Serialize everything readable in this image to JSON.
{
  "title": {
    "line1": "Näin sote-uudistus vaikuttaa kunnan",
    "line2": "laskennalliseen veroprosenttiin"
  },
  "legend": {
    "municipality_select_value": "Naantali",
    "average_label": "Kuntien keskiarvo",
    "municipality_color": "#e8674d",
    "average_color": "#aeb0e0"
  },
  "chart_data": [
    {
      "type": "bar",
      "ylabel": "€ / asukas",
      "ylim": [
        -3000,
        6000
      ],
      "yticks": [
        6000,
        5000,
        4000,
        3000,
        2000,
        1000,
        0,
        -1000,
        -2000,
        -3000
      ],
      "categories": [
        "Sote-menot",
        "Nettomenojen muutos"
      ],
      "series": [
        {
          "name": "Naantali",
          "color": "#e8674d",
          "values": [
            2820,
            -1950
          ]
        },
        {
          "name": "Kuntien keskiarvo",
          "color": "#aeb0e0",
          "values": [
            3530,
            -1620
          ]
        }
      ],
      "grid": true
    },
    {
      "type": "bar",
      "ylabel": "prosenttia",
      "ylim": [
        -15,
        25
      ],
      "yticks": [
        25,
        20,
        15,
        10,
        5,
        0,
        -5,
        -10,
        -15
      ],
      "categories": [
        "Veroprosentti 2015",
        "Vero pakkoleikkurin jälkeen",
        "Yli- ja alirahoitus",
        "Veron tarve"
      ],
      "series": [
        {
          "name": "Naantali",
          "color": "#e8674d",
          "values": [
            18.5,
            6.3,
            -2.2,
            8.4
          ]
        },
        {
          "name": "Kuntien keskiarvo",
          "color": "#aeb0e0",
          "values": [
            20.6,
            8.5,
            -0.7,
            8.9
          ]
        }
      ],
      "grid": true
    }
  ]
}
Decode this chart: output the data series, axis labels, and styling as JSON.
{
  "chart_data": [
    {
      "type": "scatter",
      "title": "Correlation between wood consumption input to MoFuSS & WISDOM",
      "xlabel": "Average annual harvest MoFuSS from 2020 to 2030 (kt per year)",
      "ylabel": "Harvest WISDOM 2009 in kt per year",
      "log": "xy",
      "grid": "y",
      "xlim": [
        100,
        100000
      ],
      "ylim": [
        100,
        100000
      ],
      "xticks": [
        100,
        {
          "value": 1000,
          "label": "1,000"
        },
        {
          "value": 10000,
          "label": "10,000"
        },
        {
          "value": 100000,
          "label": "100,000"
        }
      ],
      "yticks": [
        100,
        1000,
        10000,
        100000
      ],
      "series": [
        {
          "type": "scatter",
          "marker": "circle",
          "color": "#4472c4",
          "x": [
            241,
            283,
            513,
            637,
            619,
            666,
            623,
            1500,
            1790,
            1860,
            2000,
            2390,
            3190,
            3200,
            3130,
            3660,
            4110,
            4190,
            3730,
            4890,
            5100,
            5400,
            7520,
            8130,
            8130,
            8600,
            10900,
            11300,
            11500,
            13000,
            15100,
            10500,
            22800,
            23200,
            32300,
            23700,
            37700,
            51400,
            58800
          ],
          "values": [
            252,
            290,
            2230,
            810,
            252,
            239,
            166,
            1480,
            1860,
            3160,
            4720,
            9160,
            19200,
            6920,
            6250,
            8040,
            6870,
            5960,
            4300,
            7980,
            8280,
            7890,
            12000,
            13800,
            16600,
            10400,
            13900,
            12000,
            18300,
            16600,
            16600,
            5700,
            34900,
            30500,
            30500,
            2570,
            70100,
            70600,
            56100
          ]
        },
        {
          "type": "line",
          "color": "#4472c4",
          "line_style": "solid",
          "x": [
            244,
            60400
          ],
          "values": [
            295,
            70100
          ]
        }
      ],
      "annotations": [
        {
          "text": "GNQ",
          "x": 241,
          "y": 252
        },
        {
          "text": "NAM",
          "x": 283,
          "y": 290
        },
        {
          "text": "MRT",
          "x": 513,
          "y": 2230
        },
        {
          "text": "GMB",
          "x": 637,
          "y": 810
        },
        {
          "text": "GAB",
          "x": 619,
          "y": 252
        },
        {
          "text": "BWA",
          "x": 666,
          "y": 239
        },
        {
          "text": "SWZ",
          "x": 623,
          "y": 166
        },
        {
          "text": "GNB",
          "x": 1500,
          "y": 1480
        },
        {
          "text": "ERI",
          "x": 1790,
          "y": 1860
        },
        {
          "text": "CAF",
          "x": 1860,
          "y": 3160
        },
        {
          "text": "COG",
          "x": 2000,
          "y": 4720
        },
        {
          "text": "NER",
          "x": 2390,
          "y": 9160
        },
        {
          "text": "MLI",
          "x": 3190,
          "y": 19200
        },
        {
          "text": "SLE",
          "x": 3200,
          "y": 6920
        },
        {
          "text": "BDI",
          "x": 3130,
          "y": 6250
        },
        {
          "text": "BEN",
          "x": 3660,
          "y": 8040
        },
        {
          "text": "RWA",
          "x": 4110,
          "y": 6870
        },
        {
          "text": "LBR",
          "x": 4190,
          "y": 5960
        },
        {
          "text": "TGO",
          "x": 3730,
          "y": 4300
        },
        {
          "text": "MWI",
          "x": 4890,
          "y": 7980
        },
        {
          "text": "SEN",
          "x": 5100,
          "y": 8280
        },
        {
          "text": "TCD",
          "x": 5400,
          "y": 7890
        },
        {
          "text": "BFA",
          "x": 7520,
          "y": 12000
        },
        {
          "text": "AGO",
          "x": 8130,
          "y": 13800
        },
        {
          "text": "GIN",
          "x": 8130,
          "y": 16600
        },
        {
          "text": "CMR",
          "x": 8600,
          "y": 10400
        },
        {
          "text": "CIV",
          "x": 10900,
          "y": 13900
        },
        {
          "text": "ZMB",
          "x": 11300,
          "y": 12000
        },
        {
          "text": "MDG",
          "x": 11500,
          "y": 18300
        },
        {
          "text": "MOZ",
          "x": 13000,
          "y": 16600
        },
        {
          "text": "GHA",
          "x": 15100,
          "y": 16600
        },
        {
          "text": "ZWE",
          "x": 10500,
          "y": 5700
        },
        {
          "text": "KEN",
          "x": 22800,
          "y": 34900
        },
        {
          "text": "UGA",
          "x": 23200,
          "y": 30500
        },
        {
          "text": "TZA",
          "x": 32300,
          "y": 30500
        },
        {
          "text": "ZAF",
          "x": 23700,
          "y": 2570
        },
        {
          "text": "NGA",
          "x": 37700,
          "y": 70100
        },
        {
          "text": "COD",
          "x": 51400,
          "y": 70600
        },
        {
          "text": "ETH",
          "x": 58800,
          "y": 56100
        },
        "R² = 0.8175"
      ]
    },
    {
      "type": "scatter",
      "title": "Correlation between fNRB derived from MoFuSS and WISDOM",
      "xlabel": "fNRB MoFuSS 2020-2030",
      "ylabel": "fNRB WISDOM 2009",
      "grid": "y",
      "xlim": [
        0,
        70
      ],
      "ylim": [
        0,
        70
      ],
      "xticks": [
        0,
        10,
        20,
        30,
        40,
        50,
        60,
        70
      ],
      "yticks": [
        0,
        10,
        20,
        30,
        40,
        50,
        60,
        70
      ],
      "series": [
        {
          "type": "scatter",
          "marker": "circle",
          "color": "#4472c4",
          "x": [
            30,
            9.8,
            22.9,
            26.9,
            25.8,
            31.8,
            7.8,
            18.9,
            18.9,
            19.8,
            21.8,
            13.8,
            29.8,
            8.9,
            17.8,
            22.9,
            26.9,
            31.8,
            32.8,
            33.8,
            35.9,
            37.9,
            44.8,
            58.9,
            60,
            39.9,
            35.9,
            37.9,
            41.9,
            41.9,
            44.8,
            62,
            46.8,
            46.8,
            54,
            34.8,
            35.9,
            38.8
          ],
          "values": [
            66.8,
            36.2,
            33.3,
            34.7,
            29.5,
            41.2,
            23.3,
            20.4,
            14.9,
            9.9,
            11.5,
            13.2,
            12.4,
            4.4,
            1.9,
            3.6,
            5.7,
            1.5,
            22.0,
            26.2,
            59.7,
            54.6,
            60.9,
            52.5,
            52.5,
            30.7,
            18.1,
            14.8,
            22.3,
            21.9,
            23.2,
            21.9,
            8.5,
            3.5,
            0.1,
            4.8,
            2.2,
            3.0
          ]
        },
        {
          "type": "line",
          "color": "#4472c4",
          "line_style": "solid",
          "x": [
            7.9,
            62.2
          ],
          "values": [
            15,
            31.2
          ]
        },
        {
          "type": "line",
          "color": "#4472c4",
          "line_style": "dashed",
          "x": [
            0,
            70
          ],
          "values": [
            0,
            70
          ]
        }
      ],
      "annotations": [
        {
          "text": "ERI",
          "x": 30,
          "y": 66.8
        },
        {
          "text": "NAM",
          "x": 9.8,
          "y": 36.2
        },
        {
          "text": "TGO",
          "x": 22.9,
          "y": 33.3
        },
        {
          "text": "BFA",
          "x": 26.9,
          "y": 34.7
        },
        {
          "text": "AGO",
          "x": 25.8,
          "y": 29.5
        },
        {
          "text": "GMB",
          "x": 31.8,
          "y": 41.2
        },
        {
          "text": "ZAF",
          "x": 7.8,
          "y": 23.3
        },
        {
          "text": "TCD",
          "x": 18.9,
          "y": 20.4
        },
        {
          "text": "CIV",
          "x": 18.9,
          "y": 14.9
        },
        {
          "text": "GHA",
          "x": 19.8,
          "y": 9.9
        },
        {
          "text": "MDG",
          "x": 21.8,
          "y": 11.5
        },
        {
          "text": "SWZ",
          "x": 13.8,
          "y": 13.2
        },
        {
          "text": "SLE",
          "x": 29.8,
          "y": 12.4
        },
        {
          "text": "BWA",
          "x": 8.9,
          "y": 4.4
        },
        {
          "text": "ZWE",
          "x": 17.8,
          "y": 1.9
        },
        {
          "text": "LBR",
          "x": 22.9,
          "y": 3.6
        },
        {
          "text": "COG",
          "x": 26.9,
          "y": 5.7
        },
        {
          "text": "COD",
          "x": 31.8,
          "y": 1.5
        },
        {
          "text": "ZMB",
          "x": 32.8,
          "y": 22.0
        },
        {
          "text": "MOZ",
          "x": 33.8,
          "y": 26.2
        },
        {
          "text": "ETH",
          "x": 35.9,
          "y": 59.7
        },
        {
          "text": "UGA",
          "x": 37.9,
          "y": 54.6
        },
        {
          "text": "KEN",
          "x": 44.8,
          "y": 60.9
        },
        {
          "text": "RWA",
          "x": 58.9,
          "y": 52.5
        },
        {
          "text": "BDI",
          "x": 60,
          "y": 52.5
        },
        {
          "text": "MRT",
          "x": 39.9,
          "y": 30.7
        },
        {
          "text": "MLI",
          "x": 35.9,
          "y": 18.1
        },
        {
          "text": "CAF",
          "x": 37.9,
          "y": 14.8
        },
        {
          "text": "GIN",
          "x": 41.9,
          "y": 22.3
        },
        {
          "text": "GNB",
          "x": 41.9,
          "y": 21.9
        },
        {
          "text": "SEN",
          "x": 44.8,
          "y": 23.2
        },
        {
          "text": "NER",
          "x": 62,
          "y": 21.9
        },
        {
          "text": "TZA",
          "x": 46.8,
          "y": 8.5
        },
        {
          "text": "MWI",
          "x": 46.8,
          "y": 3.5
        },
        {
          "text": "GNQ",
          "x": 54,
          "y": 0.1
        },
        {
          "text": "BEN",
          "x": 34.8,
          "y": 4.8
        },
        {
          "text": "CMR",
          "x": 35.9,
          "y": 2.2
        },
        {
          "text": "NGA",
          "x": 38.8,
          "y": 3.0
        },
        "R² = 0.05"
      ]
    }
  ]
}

*PROBLEM TO SOLVE*
Extract, from the material above, each line holding the word "between".

*SOLUTION FOR THIS TASK*
      "title": "Correlation between wood consumption input to MoFuSS & WISDOM",
      "title": "Correlation between fNRB derived from MoFuSS and WISDOM",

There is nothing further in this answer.